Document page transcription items
>>>>
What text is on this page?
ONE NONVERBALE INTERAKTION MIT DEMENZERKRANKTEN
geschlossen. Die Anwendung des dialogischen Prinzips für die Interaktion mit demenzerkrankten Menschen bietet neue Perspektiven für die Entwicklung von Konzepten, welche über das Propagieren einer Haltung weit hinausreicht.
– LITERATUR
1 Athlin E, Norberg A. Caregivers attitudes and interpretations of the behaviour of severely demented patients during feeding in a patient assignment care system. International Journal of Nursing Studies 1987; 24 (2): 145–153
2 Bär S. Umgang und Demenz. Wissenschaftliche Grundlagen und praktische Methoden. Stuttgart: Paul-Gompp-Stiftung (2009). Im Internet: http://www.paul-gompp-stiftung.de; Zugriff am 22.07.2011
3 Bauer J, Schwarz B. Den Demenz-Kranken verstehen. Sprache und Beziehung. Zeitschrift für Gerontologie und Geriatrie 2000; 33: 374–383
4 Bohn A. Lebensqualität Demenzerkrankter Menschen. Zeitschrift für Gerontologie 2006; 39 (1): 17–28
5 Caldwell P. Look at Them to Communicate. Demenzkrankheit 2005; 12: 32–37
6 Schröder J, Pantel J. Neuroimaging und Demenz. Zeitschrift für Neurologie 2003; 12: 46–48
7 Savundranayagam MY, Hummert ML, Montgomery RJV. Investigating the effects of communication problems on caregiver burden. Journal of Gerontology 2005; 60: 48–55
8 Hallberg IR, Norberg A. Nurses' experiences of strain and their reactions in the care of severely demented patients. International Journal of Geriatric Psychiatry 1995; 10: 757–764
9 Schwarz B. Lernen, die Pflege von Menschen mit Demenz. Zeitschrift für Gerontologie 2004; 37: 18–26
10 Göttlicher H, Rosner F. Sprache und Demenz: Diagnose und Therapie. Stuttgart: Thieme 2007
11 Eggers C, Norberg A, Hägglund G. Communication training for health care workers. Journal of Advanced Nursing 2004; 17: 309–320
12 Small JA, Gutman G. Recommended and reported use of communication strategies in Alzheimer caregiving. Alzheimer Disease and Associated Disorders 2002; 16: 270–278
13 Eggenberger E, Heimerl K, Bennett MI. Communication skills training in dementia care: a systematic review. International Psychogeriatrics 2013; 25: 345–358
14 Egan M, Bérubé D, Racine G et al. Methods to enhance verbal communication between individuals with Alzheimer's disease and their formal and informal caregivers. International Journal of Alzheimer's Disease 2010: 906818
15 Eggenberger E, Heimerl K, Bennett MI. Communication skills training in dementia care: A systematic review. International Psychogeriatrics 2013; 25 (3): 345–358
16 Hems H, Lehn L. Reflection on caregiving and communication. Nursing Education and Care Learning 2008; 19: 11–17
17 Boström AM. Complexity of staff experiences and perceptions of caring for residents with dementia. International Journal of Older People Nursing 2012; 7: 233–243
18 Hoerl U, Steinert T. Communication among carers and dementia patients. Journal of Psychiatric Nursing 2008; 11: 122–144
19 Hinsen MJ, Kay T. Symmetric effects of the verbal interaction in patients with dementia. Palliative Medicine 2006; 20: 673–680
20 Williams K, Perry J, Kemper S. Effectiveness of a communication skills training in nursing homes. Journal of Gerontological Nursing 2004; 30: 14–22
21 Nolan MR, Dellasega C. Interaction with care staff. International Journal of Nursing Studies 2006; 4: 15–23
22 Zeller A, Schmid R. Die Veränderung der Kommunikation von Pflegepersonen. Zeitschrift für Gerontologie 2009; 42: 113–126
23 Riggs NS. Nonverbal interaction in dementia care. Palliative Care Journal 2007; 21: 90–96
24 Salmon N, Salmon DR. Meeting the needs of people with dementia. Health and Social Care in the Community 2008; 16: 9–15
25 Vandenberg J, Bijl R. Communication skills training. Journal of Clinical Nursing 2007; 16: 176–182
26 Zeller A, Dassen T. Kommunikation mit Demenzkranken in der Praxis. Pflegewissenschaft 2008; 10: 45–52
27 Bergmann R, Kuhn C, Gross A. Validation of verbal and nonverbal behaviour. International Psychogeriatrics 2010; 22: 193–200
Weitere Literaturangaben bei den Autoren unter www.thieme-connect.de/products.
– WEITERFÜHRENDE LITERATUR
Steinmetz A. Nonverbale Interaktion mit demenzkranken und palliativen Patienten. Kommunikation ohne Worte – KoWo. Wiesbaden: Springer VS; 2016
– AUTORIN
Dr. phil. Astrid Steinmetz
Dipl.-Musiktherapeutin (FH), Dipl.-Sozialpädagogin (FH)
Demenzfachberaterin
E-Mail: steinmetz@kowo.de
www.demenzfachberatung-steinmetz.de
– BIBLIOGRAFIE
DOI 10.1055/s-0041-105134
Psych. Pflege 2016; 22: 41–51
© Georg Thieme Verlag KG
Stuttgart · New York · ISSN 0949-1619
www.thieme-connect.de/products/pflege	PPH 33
<<<<
Copy the records above, keeping every word the same.

**EXERCISE OUTPUT**:
What text is on this page?
ONE NONVERBALE INTERAKTION MIT DEMENZERKRANKTEN
geschlossen. Die Anwendung des dialogischen Prinzips für die Interaktion mit demenzerkrankten Menschen bietet neue Perspektiven für die Entwicklung von Konzepten, welche über das Propagieren einer Haltung weit hinausreicht.
– LITERATUR
1 Athlin E, Norberg A. Caregivers attitudes and interpretations of the behaviour of severely demented patients during feeding in a patient assignment care system. International Journal of Nursing Studies 1987; 24 (2): 145–153
2 Bär S. Umgang und Demenz. Wissenschaftliche Grundlagen und praktische Methoden. Stuttgart: Paul-Gompp-Stiftung (2009). Im Internet: http://www.paul-gompp-stiftung.de; Zugriff am 22.07.2011
3 Bauer J, Schwarz B. Den Demenz-Kranken verstehen. Sprache und Beziehung. Zeitschrift für Gerontologie und Geriatrie 2000; 33: 374–383
4 Bohn A. Lebensqualität Demenzerkrankter Menschen. Zeitschrift für Gerontologie 2006; 39 (1): 17–28
5 Caldwell P. Look at Them to Communicate. Demenzkrankheit 2005; 12: 32–37
6 Schröder J, Pantel J. Neuroimaging und Demenz. Zeitschrift für Neurologie 2003; 12: 46–48
7 Savundranayagam MY, Hummert ML, Montgomery RJV. Investigating the effects of communication problems on caregiver burden. Journal of Gerontology 2005; 60: 48–55
8 Hallberg IR, Norberg A. Nurses' experiences of strain and their reactions in the care of severely demented patients. International Journal of Geriatric Psychiatry 1995; 10: 757–764
9 Schwarz B. Lernen, die Pflege von Menschen mit Demenz. Zeitschrift für Gerontologie 2004; 37: 18–26
10 Göttlicher H, Rosner F. Sprache und Demenz: Diagnose und Therapie. Stuttgart: Thieme 2007
11 Eggers C, Norberg A, Hägglund G. Communication training for health care workers. Journal of Advanced Nursing 2004; 17: 309–320
12 Small JA, Gutman G. Recommended and reported use of communication strategies in Alzheimer caregiving. Alzheimer Disease and Associated Disorders 2002; 16: 270–278
13 Eggenberger E, Heimerl K, Bennett MI. Communication skills training in dementia care: a systematic review. International Psychogeriatrics 2013; 25: 345–358
14 Egan M, Bérubé D, Racine G et al. Methods to enhance verbal communication between individuals with Alzheimer's disease and their formal and informal caregivers. International Journal of Alzheimer's Disease 2010: 906818
15 Eggenberger E, Heimerl K, Bennett MI. Communication skills training in dementia care: A systematic review. International Psychogeriatrics 2013; 25 (3): 345–358
16 Hems H, Lehn L. Reflection on caregiving and communication. Nursing Education and Care Learning 2008; 19: 11–17
17 Boström AM. Complexity of staff experiences and perceptions of caring for residents with dementia. International Journal of Older People Nursing 2012; 7: 233–243
18 Hoerl U, Steinert T. Communication among carers and dementia patients. Journal of Psychiatric Nursing 2008; 11: 122–144
19 Hinsen MJ, Kay T. Symmetric effects of the verbal interaction in patients with dementia. Palliative Medicine 2006; 20: 673–680
20 Williams K, Perry J, Kemper S. Effectiveness of a communication skills training in nursing homes. Journal of Gerontological Nursing 2004; 30: 14–22
21 Nolan MR, Dellasega C. Interaction with care staff. International Journal of Nursing Studies 2006; 4: 15–23
22 Zeller A, Schmid R. Die Veränderung der Kommunikation von Pflegepersonen. Zeitschrift für Gerontologie 2009; 42: 113–126
23 Riggs NS. Nonverbal interaction in dementia care. Palliative Care Journal 2007; 21: 90–96
24 Salmon N, Salmon DR. Meeting the needs of people with dementia. Health and Social Care in the Community 2008; 16: 9–15
25 Vandenberg J, Bijl R. Communication skills training. Journal of Clinical Nursing 2007; 16: 176–182
26 Zeller A, Dassen T. Kommunikation mit Demenzkranken in der Praxis. Pflegewissenschaft 2008; 10: 45–52
27 Bergmann R, Kuhn C, Gross A. Validation of verbal and nonverbal behaviour. International Psychogeriatrics 2010; 22: 193–200
Weitere Literaturangaben bei den Autoren unter www.thieme-connect.de/products.
– WEITERFÜHRENDE LITERATUR
Steinmetz A. Nonverbale Interaktion mit demenzkranken und palliativen Patienten. Kommunikation ohne Worte – KoWo. Wiesbaden: Springer VS; 2016
– AUTORIN
Dr. phil. Astrid Steinmetz
Dipl.-Musiktherapeutin (FH), Dipl.-Sozialpädagogin (FH)
Demenzfachberaterin
E-Mail: steinmetz@kowo.de
www.demenzfachberatung-steinmetz.de
– BIBLIOGRAFIE
DOI 10.1055/s-0041-105134
Psych. Pflege 2016; 22: 41–51
© Georg Thieme Verlag KG
Stuttgart · New York · ISSN 0949-1619
www.thieme-connect.de/products/pflege	PPH 33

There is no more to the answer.